→ Required work
Put the lines from the start of the records up to and including the line containing "paragraph: The annuity" into a Markdown table. Use the columns Row, for a running row number, and Line, and leave out any blank lines.

→ Material for the task
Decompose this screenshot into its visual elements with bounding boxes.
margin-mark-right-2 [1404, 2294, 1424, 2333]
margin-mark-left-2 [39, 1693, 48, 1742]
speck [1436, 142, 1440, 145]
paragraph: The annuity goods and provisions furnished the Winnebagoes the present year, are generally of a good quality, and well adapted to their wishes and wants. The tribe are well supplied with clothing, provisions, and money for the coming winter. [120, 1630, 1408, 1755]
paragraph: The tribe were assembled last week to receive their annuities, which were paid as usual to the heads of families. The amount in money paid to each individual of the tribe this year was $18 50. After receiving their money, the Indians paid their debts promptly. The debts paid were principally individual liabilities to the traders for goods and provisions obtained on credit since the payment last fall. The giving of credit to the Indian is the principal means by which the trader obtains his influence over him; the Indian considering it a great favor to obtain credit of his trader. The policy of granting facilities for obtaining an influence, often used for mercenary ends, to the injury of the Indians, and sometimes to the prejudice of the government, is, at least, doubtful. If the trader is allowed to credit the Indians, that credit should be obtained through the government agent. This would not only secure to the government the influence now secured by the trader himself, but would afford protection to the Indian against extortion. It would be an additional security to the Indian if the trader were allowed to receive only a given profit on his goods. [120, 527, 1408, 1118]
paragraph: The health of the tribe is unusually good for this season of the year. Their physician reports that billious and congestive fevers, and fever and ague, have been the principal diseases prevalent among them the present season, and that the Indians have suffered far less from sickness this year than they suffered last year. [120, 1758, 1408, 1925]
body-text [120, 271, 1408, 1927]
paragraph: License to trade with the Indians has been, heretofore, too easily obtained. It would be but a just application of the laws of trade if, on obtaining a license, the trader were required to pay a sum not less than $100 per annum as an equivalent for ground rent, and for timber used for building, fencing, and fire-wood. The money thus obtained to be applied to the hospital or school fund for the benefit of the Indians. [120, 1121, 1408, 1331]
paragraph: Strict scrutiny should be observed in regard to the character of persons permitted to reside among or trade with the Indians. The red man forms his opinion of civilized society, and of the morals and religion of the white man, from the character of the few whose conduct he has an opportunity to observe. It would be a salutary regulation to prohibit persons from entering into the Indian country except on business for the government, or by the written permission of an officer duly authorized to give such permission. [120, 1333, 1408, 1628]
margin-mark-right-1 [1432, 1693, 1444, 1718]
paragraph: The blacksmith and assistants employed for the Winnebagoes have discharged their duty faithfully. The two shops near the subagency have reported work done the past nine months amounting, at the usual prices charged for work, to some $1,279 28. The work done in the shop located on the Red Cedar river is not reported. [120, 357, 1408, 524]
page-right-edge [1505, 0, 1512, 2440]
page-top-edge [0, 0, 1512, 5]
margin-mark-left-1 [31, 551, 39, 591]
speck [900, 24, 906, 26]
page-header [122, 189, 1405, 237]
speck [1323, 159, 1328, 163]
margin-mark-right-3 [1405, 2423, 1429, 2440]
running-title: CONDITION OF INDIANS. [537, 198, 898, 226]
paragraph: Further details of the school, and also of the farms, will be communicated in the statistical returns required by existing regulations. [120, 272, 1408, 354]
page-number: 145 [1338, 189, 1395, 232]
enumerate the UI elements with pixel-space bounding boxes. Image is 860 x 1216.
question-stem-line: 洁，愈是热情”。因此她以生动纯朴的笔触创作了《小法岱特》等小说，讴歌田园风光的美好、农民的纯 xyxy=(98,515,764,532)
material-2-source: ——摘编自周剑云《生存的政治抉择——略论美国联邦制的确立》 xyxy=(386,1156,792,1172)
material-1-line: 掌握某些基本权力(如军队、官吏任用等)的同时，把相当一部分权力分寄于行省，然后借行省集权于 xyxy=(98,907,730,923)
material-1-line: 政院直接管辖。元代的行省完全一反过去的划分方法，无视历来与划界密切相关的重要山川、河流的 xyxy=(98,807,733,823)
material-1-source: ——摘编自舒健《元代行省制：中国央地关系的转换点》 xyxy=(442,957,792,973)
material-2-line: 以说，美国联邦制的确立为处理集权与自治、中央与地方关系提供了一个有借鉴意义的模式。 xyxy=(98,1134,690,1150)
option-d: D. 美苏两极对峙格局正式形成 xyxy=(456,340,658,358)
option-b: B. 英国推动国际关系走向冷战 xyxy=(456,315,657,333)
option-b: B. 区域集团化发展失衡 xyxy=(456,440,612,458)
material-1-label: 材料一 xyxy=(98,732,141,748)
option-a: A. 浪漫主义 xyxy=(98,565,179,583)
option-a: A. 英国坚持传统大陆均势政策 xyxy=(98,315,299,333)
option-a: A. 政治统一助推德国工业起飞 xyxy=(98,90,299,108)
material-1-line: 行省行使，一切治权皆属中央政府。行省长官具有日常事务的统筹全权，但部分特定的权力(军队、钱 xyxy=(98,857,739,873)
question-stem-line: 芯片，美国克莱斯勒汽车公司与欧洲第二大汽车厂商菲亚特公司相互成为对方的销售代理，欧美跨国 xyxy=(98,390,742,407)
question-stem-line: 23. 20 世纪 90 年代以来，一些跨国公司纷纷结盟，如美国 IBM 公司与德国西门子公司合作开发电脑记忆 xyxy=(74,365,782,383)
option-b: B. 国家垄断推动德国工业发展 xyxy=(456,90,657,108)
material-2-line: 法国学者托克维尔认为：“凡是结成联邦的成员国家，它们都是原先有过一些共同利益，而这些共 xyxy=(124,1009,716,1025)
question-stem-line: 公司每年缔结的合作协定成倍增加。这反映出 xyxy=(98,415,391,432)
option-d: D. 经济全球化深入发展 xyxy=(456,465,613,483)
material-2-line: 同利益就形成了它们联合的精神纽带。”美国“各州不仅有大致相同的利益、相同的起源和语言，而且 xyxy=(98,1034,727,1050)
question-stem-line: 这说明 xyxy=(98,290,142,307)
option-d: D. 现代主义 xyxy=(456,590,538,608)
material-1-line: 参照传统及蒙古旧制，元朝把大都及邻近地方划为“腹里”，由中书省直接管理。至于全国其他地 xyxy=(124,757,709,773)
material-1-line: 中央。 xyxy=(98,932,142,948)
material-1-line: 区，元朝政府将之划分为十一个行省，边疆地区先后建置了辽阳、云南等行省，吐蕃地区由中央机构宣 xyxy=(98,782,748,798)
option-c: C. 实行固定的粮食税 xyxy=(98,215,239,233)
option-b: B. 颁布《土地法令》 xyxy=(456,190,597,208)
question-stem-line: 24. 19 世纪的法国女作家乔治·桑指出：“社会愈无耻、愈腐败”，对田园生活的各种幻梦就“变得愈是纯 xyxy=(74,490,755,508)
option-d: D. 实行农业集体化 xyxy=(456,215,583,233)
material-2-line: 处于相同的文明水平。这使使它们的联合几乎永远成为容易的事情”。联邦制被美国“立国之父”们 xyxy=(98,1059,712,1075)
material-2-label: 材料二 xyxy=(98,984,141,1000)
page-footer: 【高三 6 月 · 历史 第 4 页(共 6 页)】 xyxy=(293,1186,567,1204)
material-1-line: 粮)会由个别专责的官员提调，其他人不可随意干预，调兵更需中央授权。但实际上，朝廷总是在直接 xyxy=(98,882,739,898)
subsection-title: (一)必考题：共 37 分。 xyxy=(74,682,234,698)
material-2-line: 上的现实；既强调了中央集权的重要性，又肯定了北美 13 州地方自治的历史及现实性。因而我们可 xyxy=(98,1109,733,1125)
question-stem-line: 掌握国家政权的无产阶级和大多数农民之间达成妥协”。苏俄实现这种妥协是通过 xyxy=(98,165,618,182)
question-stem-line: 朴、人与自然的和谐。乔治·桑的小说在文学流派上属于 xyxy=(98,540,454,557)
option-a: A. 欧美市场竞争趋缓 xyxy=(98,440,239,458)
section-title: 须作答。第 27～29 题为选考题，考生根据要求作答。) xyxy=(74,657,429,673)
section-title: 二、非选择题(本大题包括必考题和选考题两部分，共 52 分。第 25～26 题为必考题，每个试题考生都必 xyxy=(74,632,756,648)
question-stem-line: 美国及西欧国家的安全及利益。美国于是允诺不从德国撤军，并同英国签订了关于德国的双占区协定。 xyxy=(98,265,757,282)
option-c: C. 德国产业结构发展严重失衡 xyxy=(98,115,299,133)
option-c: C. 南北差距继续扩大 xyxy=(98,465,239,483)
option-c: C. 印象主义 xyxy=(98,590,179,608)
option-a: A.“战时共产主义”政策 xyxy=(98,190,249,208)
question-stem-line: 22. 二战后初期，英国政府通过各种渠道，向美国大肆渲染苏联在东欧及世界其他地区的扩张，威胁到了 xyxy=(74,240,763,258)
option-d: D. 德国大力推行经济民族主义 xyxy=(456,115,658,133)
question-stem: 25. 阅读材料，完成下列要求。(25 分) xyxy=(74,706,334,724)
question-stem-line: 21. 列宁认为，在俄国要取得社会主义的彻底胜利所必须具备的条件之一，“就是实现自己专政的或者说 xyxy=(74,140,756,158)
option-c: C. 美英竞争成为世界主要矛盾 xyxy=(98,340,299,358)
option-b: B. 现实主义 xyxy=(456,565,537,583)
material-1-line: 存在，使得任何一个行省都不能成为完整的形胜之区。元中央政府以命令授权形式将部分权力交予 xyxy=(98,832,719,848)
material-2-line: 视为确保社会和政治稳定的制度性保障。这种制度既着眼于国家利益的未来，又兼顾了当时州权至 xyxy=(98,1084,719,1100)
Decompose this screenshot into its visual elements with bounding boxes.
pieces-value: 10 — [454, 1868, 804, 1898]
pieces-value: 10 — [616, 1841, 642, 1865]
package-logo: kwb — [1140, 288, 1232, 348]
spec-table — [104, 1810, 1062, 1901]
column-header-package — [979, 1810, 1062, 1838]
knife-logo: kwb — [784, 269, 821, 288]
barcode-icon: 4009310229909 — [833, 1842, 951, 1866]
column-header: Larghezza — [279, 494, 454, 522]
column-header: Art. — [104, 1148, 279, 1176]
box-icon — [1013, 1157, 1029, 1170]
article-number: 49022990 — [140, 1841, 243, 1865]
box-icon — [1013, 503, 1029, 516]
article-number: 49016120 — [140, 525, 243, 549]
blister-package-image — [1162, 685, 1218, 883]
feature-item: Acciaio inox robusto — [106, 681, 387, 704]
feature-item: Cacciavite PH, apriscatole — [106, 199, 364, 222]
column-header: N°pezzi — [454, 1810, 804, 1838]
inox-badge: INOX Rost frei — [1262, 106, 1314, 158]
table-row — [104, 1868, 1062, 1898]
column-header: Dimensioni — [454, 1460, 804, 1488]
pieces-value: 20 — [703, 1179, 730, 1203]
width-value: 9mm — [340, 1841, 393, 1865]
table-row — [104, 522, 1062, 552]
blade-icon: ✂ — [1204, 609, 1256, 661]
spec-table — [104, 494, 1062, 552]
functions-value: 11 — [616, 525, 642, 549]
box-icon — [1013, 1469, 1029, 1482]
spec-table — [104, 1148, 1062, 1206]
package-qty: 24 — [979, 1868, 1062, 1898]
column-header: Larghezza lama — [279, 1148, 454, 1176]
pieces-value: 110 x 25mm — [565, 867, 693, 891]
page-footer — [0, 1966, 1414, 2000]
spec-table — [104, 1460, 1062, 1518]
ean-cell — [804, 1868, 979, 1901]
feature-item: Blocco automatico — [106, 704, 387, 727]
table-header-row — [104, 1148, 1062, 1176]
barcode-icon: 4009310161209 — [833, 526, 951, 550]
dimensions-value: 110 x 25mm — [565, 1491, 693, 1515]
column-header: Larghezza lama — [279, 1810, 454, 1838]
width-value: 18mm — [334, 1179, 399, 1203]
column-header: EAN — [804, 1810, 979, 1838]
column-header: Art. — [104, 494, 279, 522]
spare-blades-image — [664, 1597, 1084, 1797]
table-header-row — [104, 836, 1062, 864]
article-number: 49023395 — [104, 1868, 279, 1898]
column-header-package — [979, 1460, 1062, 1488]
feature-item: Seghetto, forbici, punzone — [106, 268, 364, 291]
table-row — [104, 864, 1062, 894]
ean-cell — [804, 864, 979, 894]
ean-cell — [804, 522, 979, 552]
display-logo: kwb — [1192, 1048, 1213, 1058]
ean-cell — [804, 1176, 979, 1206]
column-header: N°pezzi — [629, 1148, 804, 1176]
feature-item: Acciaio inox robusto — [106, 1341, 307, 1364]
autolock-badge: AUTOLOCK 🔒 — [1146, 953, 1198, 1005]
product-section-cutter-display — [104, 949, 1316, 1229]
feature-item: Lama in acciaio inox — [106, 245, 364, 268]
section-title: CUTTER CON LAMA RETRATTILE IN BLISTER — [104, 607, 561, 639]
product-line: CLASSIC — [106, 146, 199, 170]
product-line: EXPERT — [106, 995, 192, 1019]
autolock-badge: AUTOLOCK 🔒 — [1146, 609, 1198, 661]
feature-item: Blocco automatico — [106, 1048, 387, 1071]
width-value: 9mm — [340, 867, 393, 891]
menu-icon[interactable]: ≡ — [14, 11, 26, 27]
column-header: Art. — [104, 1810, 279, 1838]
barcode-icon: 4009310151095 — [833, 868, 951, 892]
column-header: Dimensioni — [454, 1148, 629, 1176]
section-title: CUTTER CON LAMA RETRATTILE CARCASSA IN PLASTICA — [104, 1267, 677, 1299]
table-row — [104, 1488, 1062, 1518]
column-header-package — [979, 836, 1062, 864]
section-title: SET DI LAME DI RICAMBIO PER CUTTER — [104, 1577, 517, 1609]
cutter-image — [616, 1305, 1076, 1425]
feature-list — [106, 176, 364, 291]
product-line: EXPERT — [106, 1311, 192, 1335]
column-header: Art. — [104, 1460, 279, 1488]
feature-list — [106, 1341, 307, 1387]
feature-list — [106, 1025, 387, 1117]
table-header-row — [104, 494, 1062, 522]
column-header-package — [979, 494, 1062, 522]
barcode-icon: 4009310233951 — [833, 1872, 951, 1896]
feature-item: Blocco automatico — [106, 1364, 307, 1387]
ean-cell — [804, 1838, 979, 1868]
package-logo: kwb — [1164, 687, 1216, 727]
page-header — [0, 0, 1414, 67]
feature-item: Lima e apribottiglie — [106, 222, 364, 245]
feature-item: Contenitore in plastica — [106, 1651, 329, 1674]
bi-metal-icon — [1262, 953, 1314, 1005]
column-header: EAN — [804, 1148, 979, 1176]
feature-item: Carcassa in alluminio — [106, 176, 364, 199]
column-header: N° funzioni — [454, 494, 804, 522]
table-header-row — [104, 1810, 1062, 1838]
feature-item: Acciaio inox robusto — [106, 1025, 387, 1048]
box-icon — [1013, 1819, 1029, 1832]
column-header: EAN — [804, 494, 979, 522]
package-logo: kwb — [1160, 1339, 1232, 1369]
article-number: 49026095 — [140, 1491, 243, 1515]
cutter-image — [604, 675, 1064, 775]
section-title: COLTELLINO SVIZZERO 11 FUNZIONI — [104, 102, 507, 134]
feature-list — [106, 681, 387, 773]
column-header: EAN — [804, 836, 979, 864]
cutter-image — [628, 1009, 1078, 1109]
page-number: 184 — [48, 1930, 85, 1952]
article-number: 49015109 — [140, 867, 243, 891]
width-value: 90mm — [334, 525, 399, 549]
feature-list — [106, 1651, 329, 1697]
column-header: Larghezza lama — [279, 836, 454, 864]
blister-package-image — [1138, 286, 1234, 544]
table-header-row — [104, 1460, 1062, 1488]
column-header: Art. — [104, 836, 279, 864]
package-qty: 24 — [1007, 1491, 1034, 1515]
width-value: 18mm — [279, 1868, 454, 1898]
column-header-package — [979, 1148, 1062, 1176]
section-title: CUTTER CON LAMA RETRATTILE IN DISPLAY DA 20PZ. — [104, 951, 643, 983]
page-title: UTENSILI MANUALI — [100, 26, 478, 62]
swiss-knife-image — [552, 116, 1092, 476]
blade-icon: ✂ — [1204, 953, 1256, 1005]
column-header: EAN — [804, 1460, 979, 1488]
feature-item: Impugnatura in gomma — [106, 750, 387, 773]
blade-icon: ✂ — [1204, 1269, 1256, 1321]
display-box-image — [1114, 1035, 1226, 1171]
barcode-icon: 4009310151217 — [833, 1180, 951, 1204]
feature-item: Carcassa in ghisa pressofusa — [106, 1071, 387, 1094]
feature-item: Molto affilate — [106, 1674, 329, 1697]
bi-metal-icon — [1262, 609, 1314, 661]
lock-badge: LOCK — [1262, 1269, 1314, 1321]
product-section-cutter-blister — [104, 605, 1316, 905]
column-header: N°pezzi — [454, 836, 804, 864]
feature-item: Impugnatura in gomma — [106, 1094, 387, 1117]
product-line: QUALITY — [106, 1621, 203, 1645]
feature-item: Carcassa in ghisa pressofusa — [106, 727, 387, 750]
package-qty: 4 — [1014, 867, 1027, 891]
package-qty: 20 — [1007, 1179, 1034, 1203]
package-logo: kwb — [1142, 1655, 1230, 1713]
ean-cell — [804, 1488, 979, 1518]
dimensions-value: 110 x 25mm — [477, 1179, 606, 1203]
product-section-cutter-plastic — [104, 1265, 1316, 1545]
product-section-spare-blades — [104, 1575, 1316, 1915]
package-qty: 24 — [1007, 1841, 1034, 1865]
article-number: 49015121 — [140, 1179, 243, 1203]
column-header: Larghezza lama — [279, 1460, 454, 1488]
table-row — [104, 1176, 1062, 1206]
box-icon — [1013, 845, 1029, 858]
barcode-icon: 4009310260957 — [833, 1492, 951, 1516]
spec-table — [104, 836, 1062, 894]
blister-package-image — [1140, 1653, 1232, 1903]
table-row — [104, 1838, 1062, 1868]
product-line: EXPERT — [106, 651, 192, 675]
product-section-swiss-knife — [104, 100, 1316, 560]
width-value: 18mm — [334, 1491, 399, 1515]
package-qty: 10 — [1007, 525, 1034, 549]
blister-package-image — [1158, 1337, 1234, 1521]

→ Result of this task
| Row | Line |
|---|---|
| 1 | Decompose this screenshot into its visual elements with bounding boxes. |
| 2 | margin-mark-right-2 [1404, 2294, 1424, 2333] |
| 3 | margin-mark-left-2 [39, 1693, 48, 1742] |
| 4 | speck [1436, 142, 1440, 145] |
| 5 | paragraph: The annuity goods and provisions furnished the Winnebagoes the present year, are generally of a good quality, and well adapted to their wishes and wants. The tribe are well supplied with clothing, provisions, and money for the coming winter. [120, 1630, 1408, 1755] |